— Begin TASK INPUTS —

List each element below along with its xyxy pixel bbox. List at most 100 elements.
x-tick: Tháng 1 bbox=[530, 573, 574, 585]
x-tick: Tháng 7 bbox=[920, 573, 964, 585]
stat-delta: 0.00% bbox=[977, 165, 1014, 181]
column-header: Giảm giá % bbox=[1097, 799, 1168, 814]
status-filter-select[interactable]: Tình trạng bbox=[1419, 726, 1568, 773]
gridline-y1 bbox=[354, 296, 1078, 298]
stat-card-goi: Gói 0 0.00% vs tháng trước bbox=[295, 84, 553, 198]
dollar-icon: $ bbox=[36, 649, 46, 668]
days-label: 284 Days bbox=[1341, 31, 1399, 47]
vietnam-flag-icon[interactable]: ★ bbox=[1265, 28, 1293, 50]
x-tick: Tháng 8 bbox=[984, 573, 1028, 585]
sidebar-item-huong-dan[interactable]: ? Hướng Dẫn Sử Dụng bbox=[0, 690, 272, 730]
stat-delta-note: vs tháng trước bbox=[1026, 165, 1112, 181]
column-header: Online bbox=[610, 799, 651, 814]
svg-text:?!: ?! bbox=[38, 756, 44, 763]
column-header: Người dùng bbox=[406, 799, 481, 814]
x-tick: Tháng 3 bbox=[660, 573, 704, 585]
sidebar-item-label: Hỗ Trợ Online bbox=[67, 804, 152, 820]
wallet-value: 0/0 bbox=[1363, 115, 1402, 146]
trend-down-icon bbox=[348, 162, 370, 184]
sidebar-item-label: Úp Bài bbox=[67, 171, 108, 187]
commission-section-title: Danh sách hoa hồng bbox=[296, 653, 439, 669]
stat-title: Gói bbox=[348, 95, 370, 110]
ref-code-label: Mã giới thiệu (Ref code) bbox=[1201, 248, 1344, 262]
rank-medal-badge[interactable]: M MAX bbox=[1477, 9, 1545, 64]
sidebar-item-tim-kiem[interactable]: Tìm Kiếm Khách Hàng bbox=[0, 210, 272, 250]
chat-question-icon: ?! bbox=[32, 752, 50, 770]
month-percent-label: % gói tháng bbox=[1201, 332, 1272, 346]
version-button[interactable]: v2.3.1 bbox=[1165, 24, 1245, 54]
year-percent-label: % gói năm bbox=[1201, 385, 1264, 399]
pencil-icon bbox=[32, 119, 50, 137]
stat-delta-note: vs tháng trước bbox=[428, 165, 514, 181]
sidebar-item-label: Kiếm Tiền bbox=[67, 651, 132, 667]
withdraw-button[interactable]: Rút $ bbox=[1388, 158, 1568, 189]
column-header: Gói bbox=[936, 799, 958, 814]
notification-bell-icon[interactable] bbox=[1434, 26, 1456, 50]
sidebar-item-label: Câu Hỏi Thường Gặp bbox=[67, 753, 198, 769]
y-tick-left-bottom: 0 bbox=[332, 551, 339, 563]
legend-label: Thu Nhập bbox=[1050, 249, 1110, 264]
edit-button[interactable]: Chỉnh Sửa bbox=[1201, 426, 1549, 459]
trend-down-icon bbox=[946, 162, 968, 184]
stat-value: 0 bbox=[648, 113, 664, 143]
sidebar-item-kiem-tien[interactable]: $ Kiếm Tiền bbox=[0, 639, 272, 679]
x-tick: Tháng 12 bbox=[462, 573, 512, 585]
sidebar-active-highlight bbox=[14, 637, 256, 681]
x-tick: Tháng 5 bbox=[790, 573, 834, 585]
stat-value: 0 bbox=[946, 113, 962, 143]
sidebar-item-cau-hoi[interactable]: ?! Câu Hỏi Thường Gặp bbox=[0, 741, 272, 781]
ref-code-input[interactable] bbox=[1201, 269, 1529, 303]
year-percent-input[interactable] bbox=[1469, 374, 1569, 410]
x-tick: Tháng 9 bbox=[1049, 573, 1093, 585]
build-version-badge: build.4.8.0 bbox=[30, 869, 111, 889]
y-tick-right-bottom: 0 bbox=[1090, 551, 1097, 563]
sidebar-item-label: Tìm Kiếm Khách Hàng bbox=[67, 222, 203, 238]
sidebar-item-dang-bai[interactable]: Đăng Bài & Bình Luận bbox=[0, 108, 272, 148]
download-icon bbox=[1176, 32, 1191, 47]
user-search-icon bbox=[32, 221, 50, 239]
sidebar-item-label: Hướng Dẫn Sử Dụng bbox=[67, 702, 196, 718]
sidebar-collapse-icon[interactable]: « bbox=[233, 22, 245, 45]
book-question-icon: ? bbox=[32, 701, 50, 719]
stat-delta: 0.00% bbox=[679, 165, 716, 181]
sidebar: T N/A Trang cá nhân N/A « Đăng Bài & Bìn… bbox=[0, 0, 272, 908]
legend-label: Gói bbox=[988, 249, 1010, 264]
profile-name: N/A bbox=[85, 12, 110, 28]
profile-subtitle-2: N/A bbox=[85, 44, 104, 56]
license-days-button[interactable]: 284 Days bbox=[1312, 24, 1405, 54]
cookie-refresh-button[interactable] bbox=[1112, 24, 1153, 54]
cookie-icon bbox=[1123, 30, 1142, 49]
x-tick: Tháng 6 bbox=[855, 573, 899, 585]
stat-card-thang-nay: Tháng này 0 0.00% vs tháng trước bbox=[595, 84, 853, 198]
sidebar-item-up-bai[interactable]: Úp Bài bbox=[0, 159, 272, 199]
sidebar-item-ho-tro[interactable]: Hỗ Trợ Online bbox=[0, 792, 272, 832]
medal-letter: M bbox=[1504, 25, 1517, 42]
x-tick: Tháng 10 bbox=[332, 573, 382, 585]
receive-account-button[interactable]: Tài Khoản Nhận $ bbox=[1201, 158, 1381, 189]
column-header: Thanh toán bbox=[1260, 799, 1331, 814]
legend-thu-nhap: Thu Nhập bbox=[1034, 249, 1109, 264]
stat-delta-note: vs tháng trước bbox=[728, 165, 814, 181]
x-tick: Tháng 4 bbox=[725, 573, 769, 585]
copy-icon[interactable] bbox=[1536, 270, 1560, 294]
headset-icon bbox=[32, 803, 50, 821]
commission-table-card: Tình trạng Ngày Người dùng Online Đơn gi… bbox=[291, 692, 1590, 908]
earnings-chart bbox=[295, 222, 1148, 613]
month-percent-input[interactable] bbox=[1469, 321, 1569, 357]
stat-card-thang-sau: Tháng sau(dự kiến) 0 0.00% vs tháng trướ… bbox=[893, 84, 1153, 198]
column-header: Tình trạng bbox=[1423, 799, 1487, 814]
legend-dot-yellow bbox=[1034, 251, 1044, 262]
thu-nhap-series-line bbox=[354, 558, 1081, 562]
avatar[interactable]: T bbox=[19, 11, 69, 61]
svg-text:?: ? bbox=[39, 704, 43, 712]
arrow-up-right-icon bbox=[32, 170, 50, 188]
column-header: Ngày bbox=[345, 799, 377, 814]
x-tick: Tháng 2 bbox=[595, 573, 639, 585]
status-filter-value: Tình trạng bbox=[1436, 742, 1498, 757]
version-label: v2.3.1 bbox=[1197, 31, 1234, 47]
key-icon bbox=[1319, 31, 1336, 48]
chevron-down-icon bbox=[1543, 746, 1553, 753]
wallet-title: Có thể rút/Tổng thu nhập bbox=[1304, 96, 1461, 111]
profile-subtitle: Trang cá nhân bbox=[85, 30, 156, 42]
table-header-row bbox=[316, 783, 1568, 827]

— End TASK INPUTS —

EXERCISE DETAILS
Turn the entries, starting at the first one and ending at the one that contains "column-header: Online bbox=[610, 799, 651, 814]", into a numbered list, with blank lines left out.

EXERCISE OUTPUT
1. List each element below along with its xyxy pixel bbox. List at most 100 elements.
2. x-tick: Tháng 1 bbox=[530, 573, 574, 585]
3. x-tick: Tháng 7 bbox=[920, 573, 964, 585]
4. stat-delta: 0.00% bbox=[977, 165, 1014, 181]
5. column-header: Giảm giá % bbox=[1097, 799, 1168, 814]
6. status-filter-select[interactable]: Tình trạng bbox=[1419, 726, 1568, 773]
7. gridline-y1 bbox=[354, 296, 1078, 298]
8. stat-card-goi: Gói 0 0.00% vs tháng trước bbox=[295, 84, 553, 198]
9. dollar-icon: $ bbox=[36, 649, 46, 668]
10. days-label: 284 Days bbox=[1341, 31, 1399, 47]
11. vietnam-flag-icon[interactable]: ★ bbox=[1265, 28, 1293, 50]
12. x-tick: Tháng 8 bbox=[984, 573, 1028, 585]
13. sidebar-item-huong-dan[interactable]: ? Hướng Dẫn Sử Dụng bbox=[0, 690, 272, 730]
14. stat-delta-note: vs tháng trước bbox=[1026, 165, 1112, 181]
15. column-header: Online bbox=[610, 799, 651, 814]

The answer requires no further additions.